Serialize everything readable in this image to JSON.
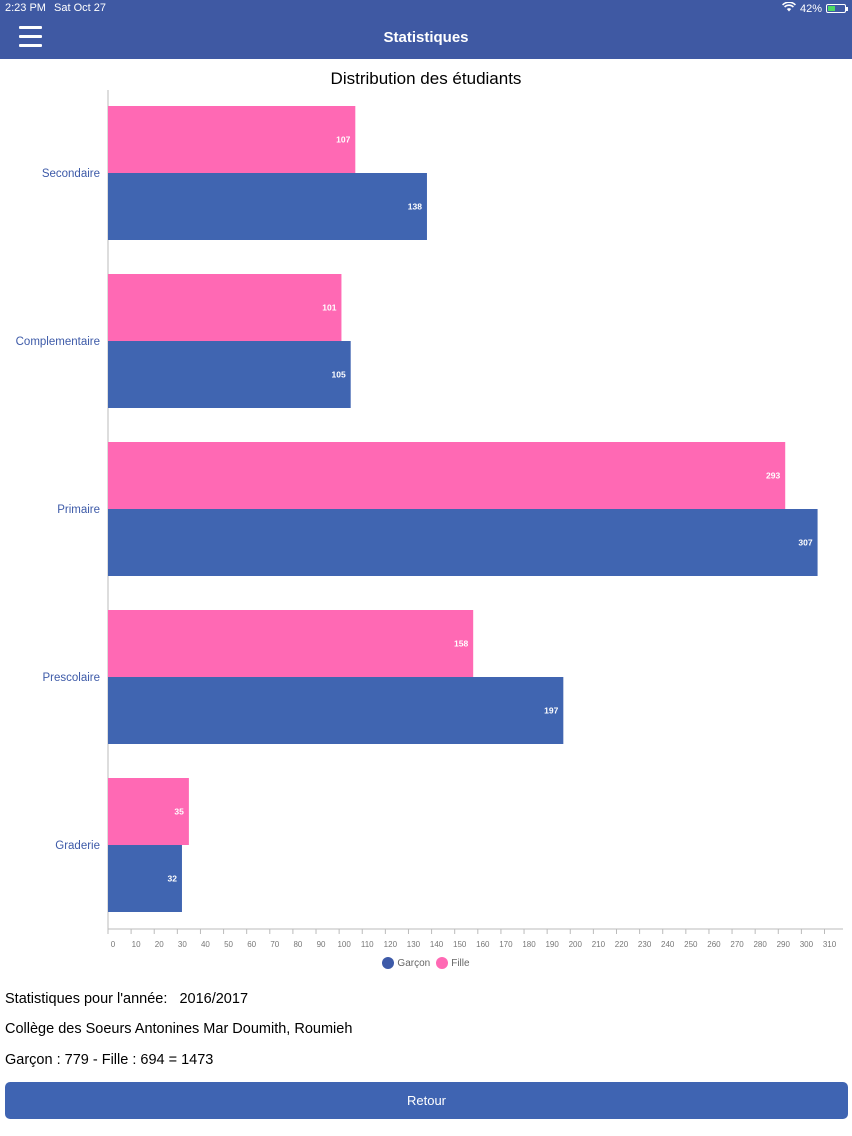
{
  "status_bar": {
    "time": "2:23 PM",
    "date": "Sat Oct 27",
    "battery": "42%"
  },
  "nav": {
    "title": "Statistiques"
  },
  "chart_data": {
    "type": "bar",
    "orientation": "horizontal",
    "title": "Distribution des étudiants",
    "categories": [
      "Secondaire",
      "Complementaire",
      "Primaire",
      "Prescolaire",
      "Graderie"
    ],
    "series": [
      {
        "name": "Fille",
        "color": "#ff69b4",
        "values": [
          107,
          101,
          293,
          158,
          35
        ]
      },
      {
        "name": "Garçon",
        "color": "#4065b1",
        "values": [
          138,
          105,
          307,
          197,
          32
        ]
      }
    ],
    "xlim": [
      0,
      318
    ],
    "xticks": [
      0,
      10,
      20,
      30,
      40,
      50,
      60,
      70,
      80,
      90,
      100,
      110,
      120,
      130,
      140,
      150,
      160,
      170,
      180,
      190,
      200,
      210,
      220,
      230,
      240,
      250,
      260,
      270,
      280,
      290,
      300,
      310
    ],
    "legend": [
      {
        "label": "Garçon",
        "color": "#3d5aa8"
      },
      {
        "label": "Fille",
        "color": "#ff69b4"
      }
    ],
    "legend_position": "bottom",
    "grid": false
  },
  "info": {
    "year_line": "Statistiques pour l'année:   2016/2017",
    "school": "Collège des Soeurs Antonines Mar Doumith, Roumieh",
    "totals": "Garçon : 779 - Fille : 694 = 1473"
  },
  "buttons": {
    "retour": "Retour"
  }
}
-----
TASK BRIEF
Exclude the pictures, and transcribe all of the material exactly.

RESULT OF THE TASK
Serialize everything readable in this image to JSON.
{
  "status_bar": {
    "time": "2:23 PM",
    "date": "Sat Oct 27",
    "battery": "42%"
  },
  "nav": {
    "title": "Statistiques"
  },
  "chart_data": {
    "type": "bar",
    "orientation": "horizontal",
    "title": "Distribution des étudiants",
    "categories": [
      "Secondaire",
      "Complementaire",
      "Primaire",
      "Prescolaire",
      "Graderie"
    ],
    "series": [
      {
        "name": "Fille",
        "color": "#ff69b4",
        "values": [
          107,
          101,
          293,
          158,
          35
        ]
      },
      {
        "name": "Garçon",
        "color": "#4065b1",
        "values": [
          138,
          105,
          307,
          197,
          32
        ]
      }
    ],
    "xlim": [
      0,
      318
    ],
    "xticks": [
      0,
      10,
      20,
      30,
      40,
      50,
      60,
      70,
      80,
      90,
      100,
      110,
      120,
      130,
      140,
      150,
      160,
      170,
      180,
      190,
      200,
      210,
      220,
      230,
      240,
      250,
      260,
      270,
      280,
      290,
      300,
      310
    ],
    "legend": [
      {
        "label": "Garçon",
        "color": "#3d5aa8"
      },
      {
        "label": "Fille",
        "color": "#ff69b4"
      }
    ],
    "legend_position": "bottom",
    "grid": false
  },
  "info": {
    "year_line": "Statistiques pour l'année:   2016/2017",
    "school": "Collège des Soeurs Antonines Mar Doumith, Roumieh",
    "totals": "Garçon : 779 - Fille : 694 = 1473"
  },
  "buttons": {
    "retour": "Retour"
  }
}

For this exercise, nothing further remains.